» **Written task**: Copy out, from the entries below, each line holding the string "回転不良".

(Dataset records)
******************************
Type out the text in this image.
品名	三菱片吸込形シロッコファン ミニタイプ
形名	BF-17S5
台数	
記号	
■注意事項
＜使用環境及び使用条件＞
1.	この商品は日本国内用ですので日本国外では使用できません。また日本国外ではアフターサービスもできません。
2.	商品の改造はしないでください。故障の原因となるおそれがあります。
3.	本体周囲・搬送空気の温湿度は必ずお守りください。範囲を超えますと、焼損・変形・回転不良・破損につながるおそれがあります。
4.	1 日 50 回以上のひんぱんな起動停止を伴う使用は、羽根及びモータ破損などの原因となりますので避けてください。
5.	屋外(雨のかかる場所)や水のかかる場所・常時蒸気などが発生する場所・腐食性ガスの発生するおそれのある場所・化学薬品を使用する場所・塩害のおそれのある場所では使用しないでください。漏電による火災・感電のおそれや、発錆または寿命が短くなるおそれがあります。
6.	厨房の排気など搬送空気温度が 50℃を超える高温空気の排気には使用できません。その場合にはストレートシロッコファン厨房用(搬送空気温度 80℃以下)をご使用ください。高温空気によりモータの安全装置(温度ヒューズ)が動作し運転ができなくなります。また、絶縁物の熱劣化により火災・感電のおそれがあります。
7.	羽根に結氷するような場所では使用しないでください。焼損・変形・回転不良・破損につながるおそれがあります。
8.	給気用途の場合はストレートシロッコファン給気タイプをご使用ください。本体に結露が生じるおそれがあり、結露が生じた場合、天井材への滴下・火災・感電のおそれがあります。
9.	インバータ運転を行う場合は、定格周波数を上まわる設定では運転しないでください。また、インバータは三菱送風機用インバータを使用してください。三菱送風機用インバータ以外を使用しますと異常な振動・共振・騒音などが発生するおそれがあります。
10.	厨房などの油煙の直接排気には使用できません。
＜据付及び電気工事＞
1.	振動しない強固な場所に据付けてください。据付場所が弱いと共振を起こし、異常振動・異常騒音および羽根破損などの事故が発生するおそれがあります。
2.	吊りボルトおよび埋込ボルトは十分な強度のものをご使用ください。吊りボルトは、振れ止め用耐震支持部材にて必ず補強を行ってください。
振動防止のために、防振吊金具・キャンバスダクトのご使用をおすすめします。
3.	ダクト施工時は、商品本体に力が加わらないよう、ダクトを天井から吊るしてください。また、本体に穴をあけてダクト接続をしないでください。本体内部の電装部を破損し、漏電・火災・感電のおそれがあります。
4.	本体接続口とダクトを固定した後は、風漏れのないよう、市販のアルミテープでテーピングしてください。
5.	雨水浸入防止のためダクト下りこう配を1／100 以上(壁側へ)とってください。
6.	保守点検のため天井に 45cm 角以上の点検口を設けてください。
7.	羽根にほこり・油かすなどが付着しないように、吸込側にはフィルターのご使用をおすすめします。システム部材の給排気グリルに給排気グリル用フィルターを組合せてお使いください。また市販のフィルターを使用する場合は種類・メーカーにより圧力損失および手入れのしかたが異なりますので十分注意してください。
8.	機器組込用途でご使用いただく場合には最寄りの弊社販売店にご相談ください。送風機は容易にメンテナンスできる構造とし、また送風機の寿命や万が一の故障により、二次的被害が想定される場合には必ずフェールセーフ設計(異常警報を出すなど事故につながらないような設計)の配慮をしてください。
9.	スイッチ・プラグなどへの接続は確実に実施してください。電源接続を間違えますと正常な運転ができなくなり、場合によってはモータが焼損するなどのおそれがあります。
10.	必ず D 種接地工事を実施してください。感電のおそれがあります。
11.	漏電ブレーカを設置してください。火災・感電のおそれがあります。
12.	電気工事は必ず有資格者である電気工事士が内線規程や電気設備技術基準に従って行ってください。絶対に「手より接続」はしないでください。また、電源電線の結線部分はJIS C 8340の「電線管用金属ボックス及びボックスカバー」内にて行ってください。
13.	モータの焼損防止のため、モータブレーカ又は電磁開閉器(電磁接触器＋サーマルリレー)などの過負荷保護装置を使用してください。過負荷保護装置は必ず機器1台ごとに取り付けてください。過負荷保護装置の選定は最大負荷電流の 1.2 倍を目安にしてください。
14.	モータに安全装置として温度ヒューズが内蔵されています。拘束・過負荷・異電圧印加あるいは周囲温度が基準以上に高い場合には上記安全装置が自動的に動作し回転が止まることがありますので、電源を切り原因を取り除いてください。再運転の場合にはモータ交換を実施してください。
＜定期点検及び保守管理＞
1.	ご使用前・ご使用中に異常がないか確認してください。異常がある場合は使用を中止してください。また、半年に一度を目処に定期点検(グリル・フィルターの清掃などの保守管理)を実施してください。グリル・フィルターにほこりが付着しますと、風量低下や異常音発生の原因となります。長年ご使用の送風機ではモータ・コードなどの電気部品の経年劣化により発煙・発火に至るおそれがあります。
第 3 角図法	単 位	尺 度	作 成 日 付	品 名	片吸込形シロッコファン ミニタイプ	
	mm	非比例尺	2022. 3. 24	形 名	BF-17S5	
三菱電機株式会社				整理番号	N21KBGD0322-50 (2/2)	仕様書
******************************
» **Result of the task**:
3.	本体周囲・搬送空気の温湿度は必ずお守りください。範囲を超えますと、焼損・変形・回転不良・破損につながるおそれがあります。
7.	羽根に結氷するような場所では使用しないでください。焼損・変形・回転不良・破損につながるおそれがあります。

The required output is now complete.